Work to be completed: Reproduce verbatim every line of the records from the one containing "1457, 571, 1498]" through the end, including both the starting line and the last line.

Data for this task:

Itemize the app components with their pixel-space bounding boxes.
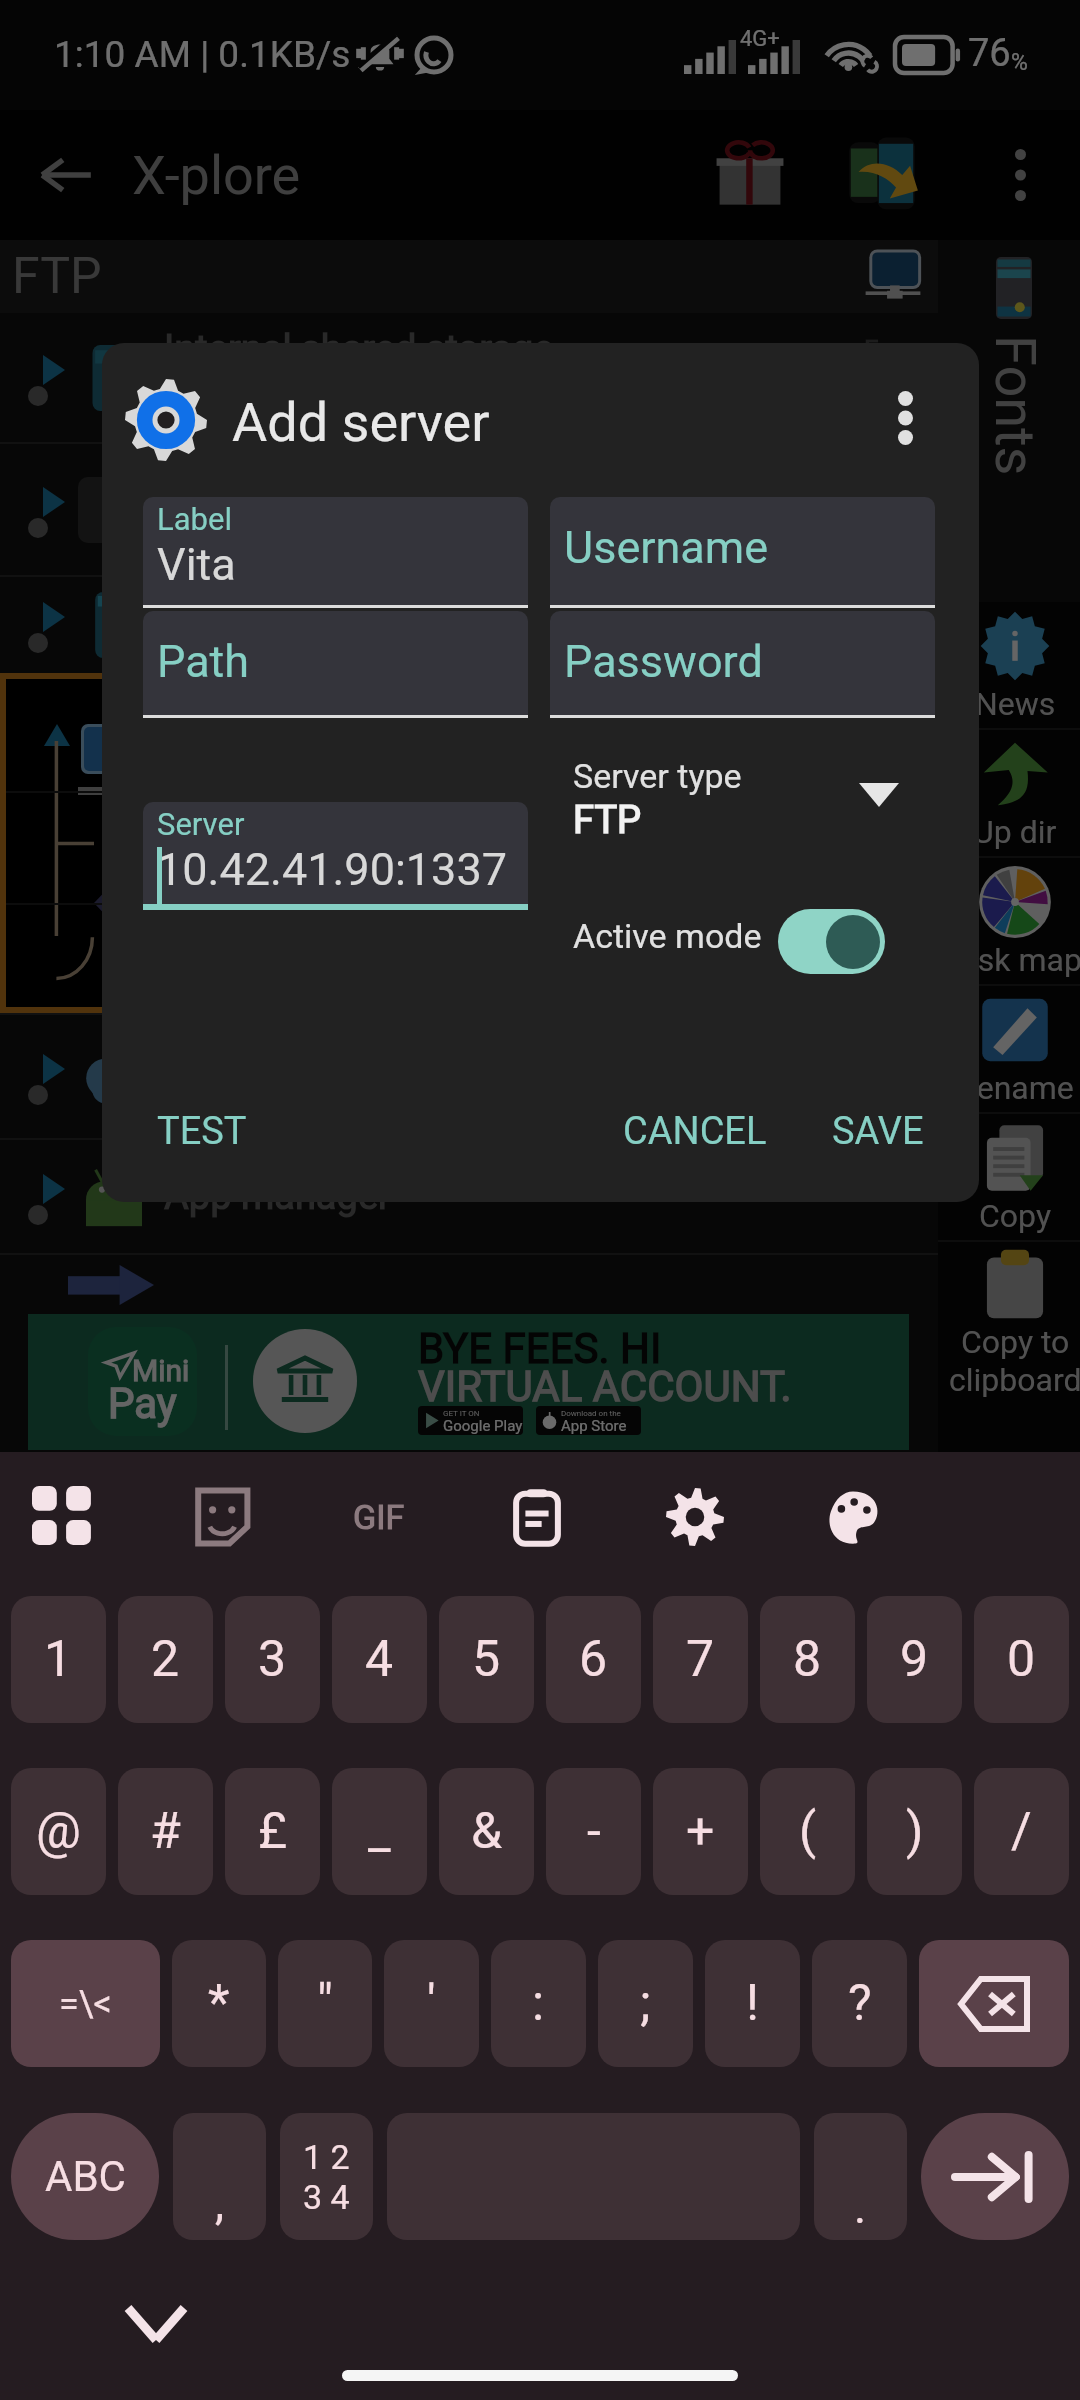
- button[interactable]: .: [814, 2113, 907, 2240]
- button[interactable]: 4: [332, 1596, 427, 1723]
- staticText: BYE FEES. HI: [418, 1324, 662, 1373]
- button[interactable]: Mini: [28, 1314, 909, 1450]
- staticText: GET IT ON: [443, 1409, 480, 1418]
- button[interactable]: Select server type: [839, 755, 919, 835]
- button[interactable]: ?: [812, 1940, 907, 2067]
- staticText: !: [746, 1974, 759, 2033]
- button[interactable]: Internal shared storage: [0, 313, 938, 442]
- button[interactable]: Copy to: [944, 1242, 1080, 1402]
- staticText: clipboard: [949, 1361, 1080, 1399]
- button[interactable]: +: [653, 1768, 748, 1895]
- staticText: 7: [686, 1630, 715, 1689]
- staticText: :: [532, 1974, 545, 2033]
- button[interactable]: ': [384, 1940, 479, 2067]
- staticText: Vita: [157, 538, 236, 591]
- button[interactable]: Back: [26, 135, 106, 215]
- button[interactable]: _: [332, 1768, 427, 1895]
- button[interactable]: [0, 577, 938, 673]
- button[interactable]: [6, 679, 932, 1007]
- button[interactable]: Gift: [700, 125, 800, 225]
- button[interactable]: Share files: [832, 125, 932, 225]
- staticText: (: [799, 1802, 817, 1861]
- button[interactable]: Settings: [648, 1470, 742, 1564]
- button[interactable]: @: [11, 1768, 106, 1895]
- staticText: TEST: [157, 1109, 247, 1154]
- button[interactable]: Server: [143, 802, 528, 910]
- button[interactable]: 2: [118, 1596, 213, 1723]
- button[interactable]: GET IT ON: [418, 1406, 523, 1435]
- button[interactable]: 5: [439, 1596, 534, 1723]
- staticText: Pay: [108, 1379, 177, 1428]
- button[interactable]: Path: [143, 611, 528, 718]
- button[interactable]: Up dir: [944, 730, 1080, 856]
- button[interactable]: Rename: [944, 986, 1080, 1112]
- staticText: Server: [157, 806, 245, 842]
- button[interactable]: Username: [550, 497, 935, 608]
- button[interactable]: More options: [860, 373, 950, 463]
- button[interactable]: [0, 444, 938, 575]
- staticText: 1:10 AM | 0.1KB/s: [54, 33, 351, 76]
- button[interactable]: [919, 1940, 1069, 2067]
- button[interactable]: App manager: [0, 1140, 938, 1253]
- button[interactable]: 6: [546, 1596, 641, 1723]
- button[interactable]: Password: [550, 611, 935, 718]
- button[interactable]: =\<: [11, 1940, 160, 2067]
- button[interactable]: [0, 1015, 938, 1138]
- button[interactable]: 1: [11, 1596, 106, 1723]
- button[interactable]: Clipboard: [490, 1470, 584, 1564]
- button[interactable]: Keyboard layout: [16, 1470, 110, 1564]
- button[interactable]: ): [867, 1768, 962, 1895]
- button[interactable]: TEST: [141, 1095, 263, 1168]
- staticText: Internal shared storage: [164, 327, 554, 372]
- button[interactable]: 0: [974, 1596, 1069, 1723]
- staticText: GIF: [353, 1497, 405, 1537]
- staticText: SAVE: [832, 1109, 924, 1154]
- button[interactable]: ABC: [11, 2113, 159, 2240]
- button[interactable]: Download on the: [536, 1406, 641, 1435]
- staticText: 1 2: [303, 2137, 350, 2177]
- button[interactable]: Fonts: [938, 240, 1080, 602]
- button[interactable]: Theme: [806, 1470, 900, 1564]
- staticText: 2: [151, 1630, 180, 1689]
- button[interactable]: Next: [921, 2113, 1069, 2240]
- staticText: Copy to: [961, 1323, 1070, 1361]
- staticText: X-plore: [132, 144, 301, 207]
- button[interactable]: 7: [653, 1596, 748, 1723]
- staticText: 0: [1007, 1630, 1036, 1689]
- staticText: Disk map: [949, 941, 1080, 979]
- button[interactable]: -: [546, 1768, 641, 1895]
- button[interactable]: #: [118, 1768, 213, 1895]
- button[interactable]: 8: [760, 1596, 855, 1723]
- staticText: Label: [157, 501, 232, 537]
- button[interactable]: 1 2: [280, 2113, 373, 2240]
- staticText: Google Play: [443, 1417, 523, 1435]
- staticText: App Store: [561, 1417, 627, 1435]
- button[interactable]: ;: [598, 1940, 693, 2067]
- button[interactable]: /: [974, 1768, 1069, 1895]
- staticText: Rename: [957, 1069, 1074, 1107]
- button[interactable]: Disk map: [944, 858, 1080, 984]
- button[interactable]: &: [439, 1768, 534, 1895]
- staticText: _: [368, 1802, 391, 1861]
- button[interactable]: *: [172, 1940, 266, 2067]
- button[interactable]: More options: [972, 127, 1068, 223]
- button[interactable]: Active mode toggle: [778, 909, 885, 974]
- button[interactable]: 3: [225, 1596, 320, 1723]
- button[interactable]: £: [225, 1768, 320, 1895]
- button[interactable]: CANCEL: [607, 1095, 783, 1168]
- button[interactable]: !: [705, 1940, 800, 2067]
- button[interactable]: News: [944, 602, 1080, 728]
- button[interactable]: GIF: [332, 1470, 426, 1564]
- staticText: Add server: [232, 391, 490, 454]
- button[interactable]: SAVE: [816, 1095, 940, 1168]
- button[interactable]: ,: [173, 2113, 266, 2240]
- button[interactable]: 9: [867, 1596, 962, 1723]
- staticText: Password: [564, 635, 763, 688]
- button[interactable]: (: [760, 1768, 855, 1895]
- button[interactable]: ": [278, 1940, 372, 2067]
- button[interactable]: :: [491, 1940, 586, 2067]
- button[interactable]: Copy: [944, 1114, 1080, 1240]
- button[interactable]: Label: [143, 497, 528, 608]
- button[interactable]: Stickers: [174, 1470, 268, 1564]
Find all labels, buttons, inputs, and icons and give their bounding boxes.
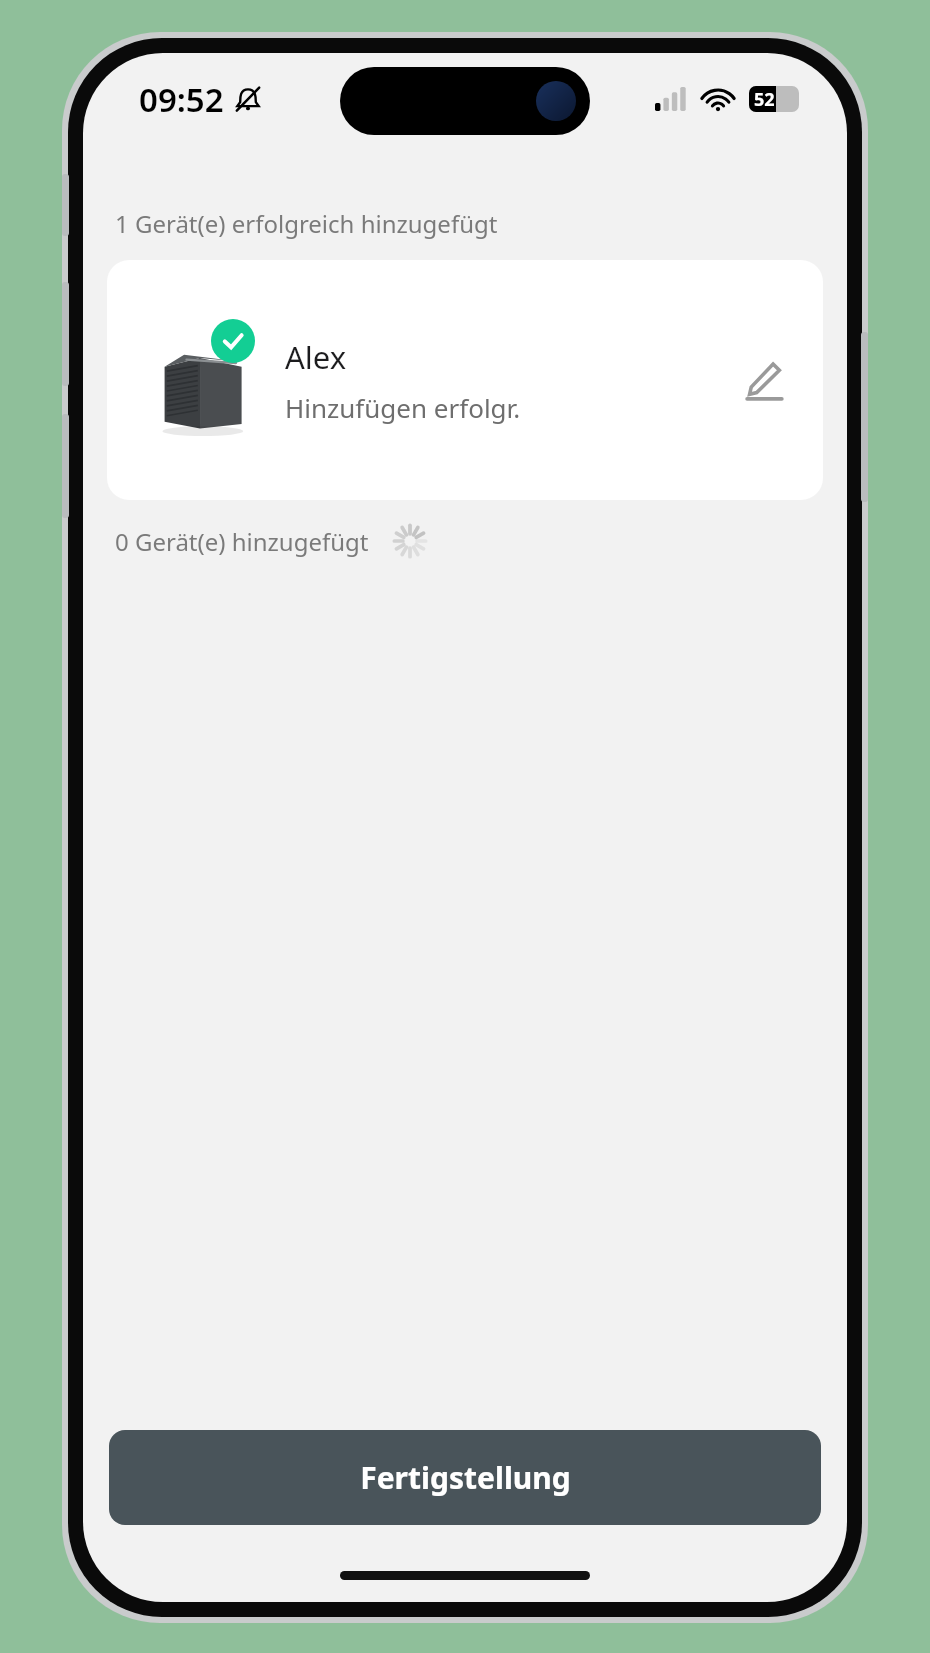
staticText: Fertigstellung	[360, 1457, 571, 1498]
staticText: 1 Gerät(e) erfolgreich hinzugefügt	[115, 207, 498, 240]
staticText: 09:52	[139, 77, 224, 122]
button[interactable]: Umbenennen	[735, 352, 791, 408]
staticText: Hinzufügen erfolgr.	[285, 390, 521, 425]
staticText: Alex	[285, 336, 347, 378]
button[interactable]: Alex	[107, 260, 823, 500]
button[interactable]: Fertigstellung	[109, 1430, 821, 1525]
staticText: 52	[754, 87, 775, 112]
staticText: 0 Gerät(e) hinzugefügt	[115, 525, 369, 558]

Solution to this exercise:
staticText: Fertigstellung	[360, 1457, 571, 1498]
staticText: 1 Gerät(e) erfolgreich hinzugefügt	[115, 207, 498, 240]
staticText: 09:52	[139, 77, 224, 122]
button[interactable]: Umbenennen	[735, 352, 791, 408]
staticText: Hinzufügen erfolgr.	[285, 390, 521, 425]
staticText: Alex	[285, 336, 347, 378]
button[interactable]: Alex	[107, 260, 823, 500]
button[interactable]: Fertigstellung	[109, 1430, 821, 1525]
staticText: 52	[754, 87, 775, 112]
staticText: 0 Gerät(e) hinzugefügt	[115, 525, 369, 558]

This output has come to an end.